Rows from a figure dataset
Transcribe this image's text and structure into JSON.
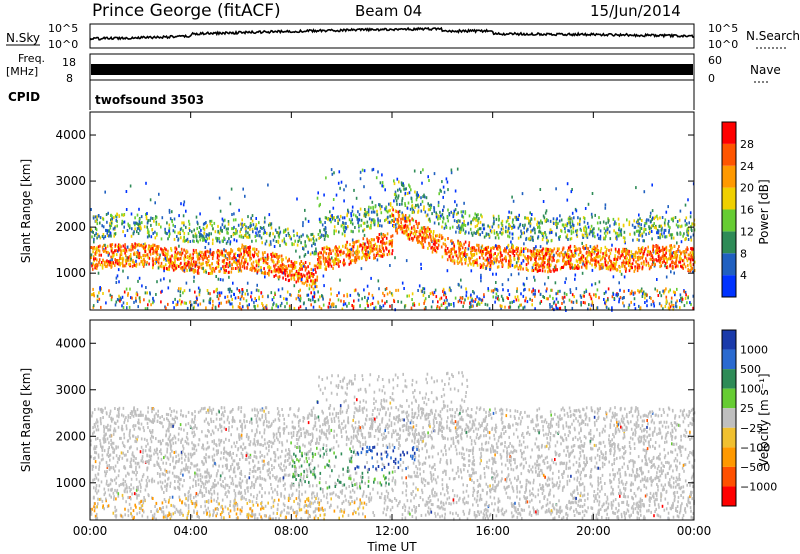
{
  "header": {
    "title": "Prince George (fitACF)",
    "beam": "Beam 04",
    "date": "15/Jun/2014"
  },
  "strips": {
    "nsky_label": "N.Sky",
    "nsearch_label": "N.Search",
    "nsky_ticks": [
      "10^5",
      "10^0"
    ],
    "freq_label": "Freq.",
    "freq_unit": "[MHz]",
    "freq_ticks": [
      "18",
      "8"
    ],
    "nave_label": "Nave",
    "nave_ticks": [
      "60",
      "0"
    ],
    "cpid_label": "CPID",
    "cpid_value": "twofsound 3503"
  },
  "colors": {
    "power": [
      "#0033ff",
      "#2060c0",
      "#2e8b57",
      "#66cc33",
      "#f0d000",
      "#ff9900",
      "#ff5500",
      "#ff0000"
    ],
    "velocity": [
      "#1a3aaa",
      "#2a6ad0",
      "#2e8b57",
      "#66cc33",
      "#bfbfbf",
      "#f0c030",
      "#ff9900",
      "#ff5000",
      "#ff0000"
    ]
  },
  "chart_data": [
    {
      "type": "heatmap",
      "name": "power",
      "ylabel": "Slant Range [km]",
      "xlabel": "",
      "x_tick_labels": [
        "00:00",
        "04:00",
        "08:00",
        "12:00",
        "16:00",
        "20:00",
        "00:00"
      ],
      "y_ticks": [
        1000,
        2000,
        3000,
        4000
      ],
      "ylim": [
        200,
        4500
      ],
      "xlim_hours": [
        0,
        24
      ],
      "colorbar_label": "Power [dB]",
      "colorbar_ticks": [
        "4",
        "8",
        "12",
        "16",
        "20",
        "24",
        "28"
      ],
      "scatter_bands": [
        {
          "t0": 0,
          "t1": 24,
          "range": [
            1000,
            1700
          ],
          "level": "high"
        },
        {
          "t0": 0,
          "t1": 24,
          "range": [
            1700,
            2200
          ],
          "level": "medium"
        },
        {
          "t0": 10,
          "t1": 14,
          "range": [
            2200,
            3200
          ],
          "level": "medium"
        },
        {
          "t0": 0,
          "t1": 24,
          "range": [
            250,
            700
          ],
          "level": "mixed"
        }
      ]
    },
    {
      "type": "heatmap",
      "name": "velocity",
      "ylabel": "Slant Range [km]",
      "xlabel": "Time UT",
      "x_tick_labels": [
        "00:00",
        "04:00",
        "08:00",
        "12:00",
        "16:00",
        "20:00",
        "00:00"
      ],
      "y_ticks": [
        1000,
        2000,
        3000,
        4000
      ],
      "ylim": [
        200,
        4500
      ],
      "xlim_hours": [
        0,
        24
      ],
      "colorbar_label": "Velocity [m s⁻¹]",
      "colorbar_ticks": [
        "1000",
        "500",
        "100",
        "25",
        "−25",
        "−100",
        "−500",
        "−1000"
      ]
    }
  ]
}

§ **WHAT YOU NEED TO DO**
Each entry should be repeated exactly as it appears; the pictures stay out.

§ **SOLUTION FOR THIS TASK**
Transcribe this image's text and structure into JSON.
{
  "header": {
    "title": "Prince George (fitACF)",
    "beam": "Beam 04",
    "date": "15/Jun/2014"
  },
  "strips": {
    "nsky_label": "N.Sky",
    "nsearch_label": "N.Search",
    "nsky_ticks": [
      "10^5",
      "10^0"
    ],
    "freq_label": "Freq.",
    "freq_unit": "[MHz]",
    "freq_ticks": [
      "18",
      "8"
    ],
    "nave_label": "Nave",
    "nave_ticks": [
      "60",
      "0"
    ],
    "cpid_label": "CPID",
    "cpid_value": "twofsound 3503"
  },
  "colors": {
    "power": [
      "#0033ff",
      "#2060c0",
      "#2e8b57",
      "#66cc33",
      "#f0d000",
      "#ff9900",
      "#ff5500",
      "#ff0000"
    ],
    "velocity": [
      "#1a3aaa",
      "#2a6ad0",
      "#2e8b57",
      "#66cc33",
      "#bfbfbf",
      "#f0c030",
      "#ff9900",
      "#ff5000",
      "#ff0000"
    ]
  },
  "chart_data": [
    {
      "type": "heatmap",
      "name": "power",
      "ylabel": "Slant Range [km]",
      "xlabel": "",
      "x_tick_labels": [
        "00:00",
        "04:00",
        "08:00",
        "12:00",
        "16:00",
        "20:00",
        "00:00"
      ],
      "y_ticks": [
        1000,
        2000,
        3000,
        4000
      ],
      "ylim": [
        200,
        4500
      ],
      "xlim_hours": [
        0,
        24
      ],
      "colorbar_label": "Power [dB]",
      "colorbar_ticks": [
        "4",
        "8",
        "12",
        "16",
        "20",
        "24",
        "28"
      ],
      "scatter_bands": [
        {
          "t0": 0,
          "t1": 24,
          "range": [
            1000,
            1700
          ],
          "level": "high"
        },
        {
          "t0": 0,
          "t1": 24,
          "range": [
            1700,
            2200
          ],
          "level": "medium"
        },
        {
          "t0": 10,
          "t1": 14,
          "range": [
            2200,
            3200
          ],
          "level": "medium"
        },
        {
          "t0": 0,
          "t1": 24,
          "range": [
            250,
            700
          ],
          "level": "mixed"
        }
      ]
    },
    {
      "type": "heatmap",
      "name": "velocity",
      "ylabel": "Slant Range [km]",
      "xlabel": "Time UT",
      "x_tick_labels": [
        "00:00",
        "04:00",
        "08:00",
        "12:00",
        "16:00",
        "20:00",
        "00:00"
      ],
      "y_ticks": [
        1000,
        2000,
        3000,
        4000
      ],
      "ylim": [
        200,
        4500
      ],
      "xlim_hours": [
        0,
        24
      ],
      "colorbar_label": "Velocity [m s⁻¹]",
      "colorbar_ticks": [
        "1000",
        "500",
        "100",
        "25",
        "−25",
        "−100",
        "−500",
        "−1000"
      ]
    }
  ]
}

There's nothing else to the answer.